→ DATASET ROWS
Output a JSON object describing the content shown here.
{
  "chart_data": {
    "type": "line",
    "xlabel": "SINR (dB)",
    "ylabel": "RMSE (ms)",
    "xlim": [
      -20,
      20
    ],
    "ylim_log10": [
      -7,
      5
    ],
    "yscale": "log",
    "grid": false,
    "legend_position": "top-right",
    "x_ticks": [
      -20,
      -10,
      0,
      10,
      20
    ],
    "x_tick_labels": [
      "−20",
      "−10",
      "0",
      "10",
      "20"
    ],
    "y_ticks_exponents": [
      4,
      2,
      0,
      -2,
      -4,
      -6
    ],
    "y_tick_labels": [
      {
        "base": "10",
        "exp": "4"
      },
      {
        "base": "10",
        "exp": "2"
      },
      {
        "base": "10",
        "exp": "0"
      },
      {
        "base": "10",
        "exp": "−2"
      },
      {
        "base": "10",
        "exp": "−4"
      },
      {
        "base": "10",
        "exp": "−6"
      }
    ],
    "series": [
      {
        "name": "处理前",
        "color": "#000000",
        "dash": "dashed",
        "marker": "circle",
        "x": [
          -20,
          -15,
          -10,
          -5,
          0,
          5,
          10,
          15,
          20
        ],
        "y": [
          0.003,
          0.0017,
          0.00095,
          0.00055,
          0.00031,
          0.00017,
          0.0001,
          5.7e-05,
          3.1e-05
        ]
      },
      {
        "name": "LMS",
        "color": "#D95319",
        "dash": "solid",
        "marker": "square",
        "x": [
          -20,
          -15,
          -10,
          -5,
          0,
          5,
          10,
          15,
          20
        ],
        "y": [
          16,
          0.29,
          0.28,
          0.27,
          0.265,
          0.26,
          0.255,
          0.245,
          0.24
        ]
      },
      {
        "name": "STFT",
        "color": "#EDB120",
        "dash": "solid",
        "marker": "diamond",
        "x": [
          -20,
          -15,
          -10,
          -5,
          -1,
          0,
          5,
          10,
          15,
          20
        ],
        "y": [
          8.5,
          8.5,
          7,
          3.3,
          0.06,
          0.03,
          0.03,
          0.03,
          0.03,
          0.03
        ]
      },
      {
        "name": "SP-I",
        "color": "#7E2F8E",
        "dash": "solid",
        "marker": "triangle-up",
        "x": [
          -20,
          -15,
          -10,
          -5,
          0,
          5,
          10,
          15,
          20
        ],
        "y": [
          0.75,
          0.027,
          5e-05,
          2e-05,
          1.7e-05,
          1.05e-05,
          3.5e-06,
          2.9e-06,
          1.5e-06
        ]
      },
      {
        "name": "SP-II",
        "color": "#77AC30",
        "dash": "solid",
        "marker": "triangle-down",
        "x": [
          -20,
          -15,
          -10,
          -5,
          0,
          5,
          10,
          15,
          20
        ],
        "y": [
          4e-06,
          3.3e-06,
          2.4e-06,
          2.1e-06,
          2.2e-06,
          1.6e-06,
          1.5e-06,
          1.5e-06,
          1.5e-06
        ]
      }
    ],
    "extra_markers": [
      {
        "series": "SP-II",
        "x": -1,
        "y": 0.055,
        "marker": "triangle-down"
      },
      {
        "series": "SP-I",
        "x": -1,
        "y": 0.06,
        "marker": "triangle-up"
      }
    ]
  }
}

→ THE TASK
Write out all the data again, exactly as it appears.

→ FINISHED ANSWER
Output a JSON object describing the content shown here.
{
  "chart_data": {
    "type": "line",
    "xlabel": "SINR (dB)",
    "ylabel": "RMSE (ms)",
    "xlim": [
      -20,
      20
    ],
    "ylim_log10": [
      -7,
      5
    ],
    "yscale": "log",
    "grid": false,
    "legend_position": "top-right",
    "x_ticks": [
      -20,
      -10,
      0,
      10,
      20
    ],
    "x_tick_labels": [
      "−20",
      "−10",
      "0",
      "10",
      "20"
    ],
    "y_ticks_exponents": [
      4,
      2,
      0,
      -2,
      -4,
      -6
    ],
    "y_tick_labels": [
      {
        "base": "10",
        "exp": "4"
      },
      {
        "base": "10",
        "exp": "2"
      },
      {
        "base": "10",
        "exp": "0"
      },
      {
        "base": "10",
        "exp": "−2"
      },
      {
        "base": "10",
        "exp": "−4"
      },
      {
        "base": "10",
        "exp": "−6"
      }
    ],
    "series": [
      {
        "name": "处理前",
        "color": "#000000",
        "dash": "dashed",
        "marker": "circle",
        "x": [
          -20,
          -15,
          -10,
          -5,
          0,
          5,
          10,
          15,
          20
        ],
        "y": [
          0.003,
          0.0017,
          0.00095,
          0.00055,
          0.00031,
          0.00017,
          0.0001,
          5.7e-05,
          3.1e-05
        ]
      },
      {
        "name": "LMS",
        "color": "#D95319",
        "dash": "solid",
        "marker": "square",
        "x": [
          -20,
          -15,
          -10,
          -5,
          0,
          5,
          10,
          15,
          20
        ],
        "y": [
          16,
          0.29,
          0.28,
          0.27,
          0.265,
          0.26,
          0.255,
          0.245,
          0.24
        ]
      },
      {
        "name": "STFT",
        "color": "#EDB120",
        "dash": "solid",
        "marker": "diamond",
        "x": [
          -20,
          -15,
          -10,
          -5,
          -1,
          0,
          5,
          10,
          15,
          20
        ],
        "y": [
          8.5,
          8.5,
          7,
          3.3,
          0.06,
          0.03,
          0.03,
          0.03,
          0.03,
          0.03
        ]
      },
      {
        "name": "SP-I",
        "color": "#7E2F8E",
        "dash": "solid",
        "marker": "triangle-up",
        "x": [
          -20,
          -15,
          -10,
          -5,
          0,
          5,
          10,
          15,
          20
        ],
        "y": [
          0.75,
          0.027,
          5e-05,
          2e-05,
          1.7e-05,
          1.05e-05,
          3.5e-06,
          2.9e-06,
          1.5e-06
        ]
      },
      {
        "name": "SP-II",
        "color": "#77AC30",
        "dash": "solid",
        "marker": "triangle-down",
        "x": [
          -20,
          -15,
          -10,
          -5,
          0,
          5,
          10,
          15,
          20
        ],
        "y": [
          4e-06,
          3.3e-06,
          2.4e-06,
          2.1e-06,
          2.2e-06,
          1.6e-06,
          1.5e-06,
          1.5e-06,
          1.5e-06
        ]
      }
    ],
    "extra_markers": [
      {
        "series": "SP-II",
        "x": -1,
        "y": 0.055,
        "marker": "triangle-down"
      },
      {
        "series": "SP-I",
        "x": -1,
        "y": 0.06,
        "marker": "triangle-up"
      }
    ]
  }
}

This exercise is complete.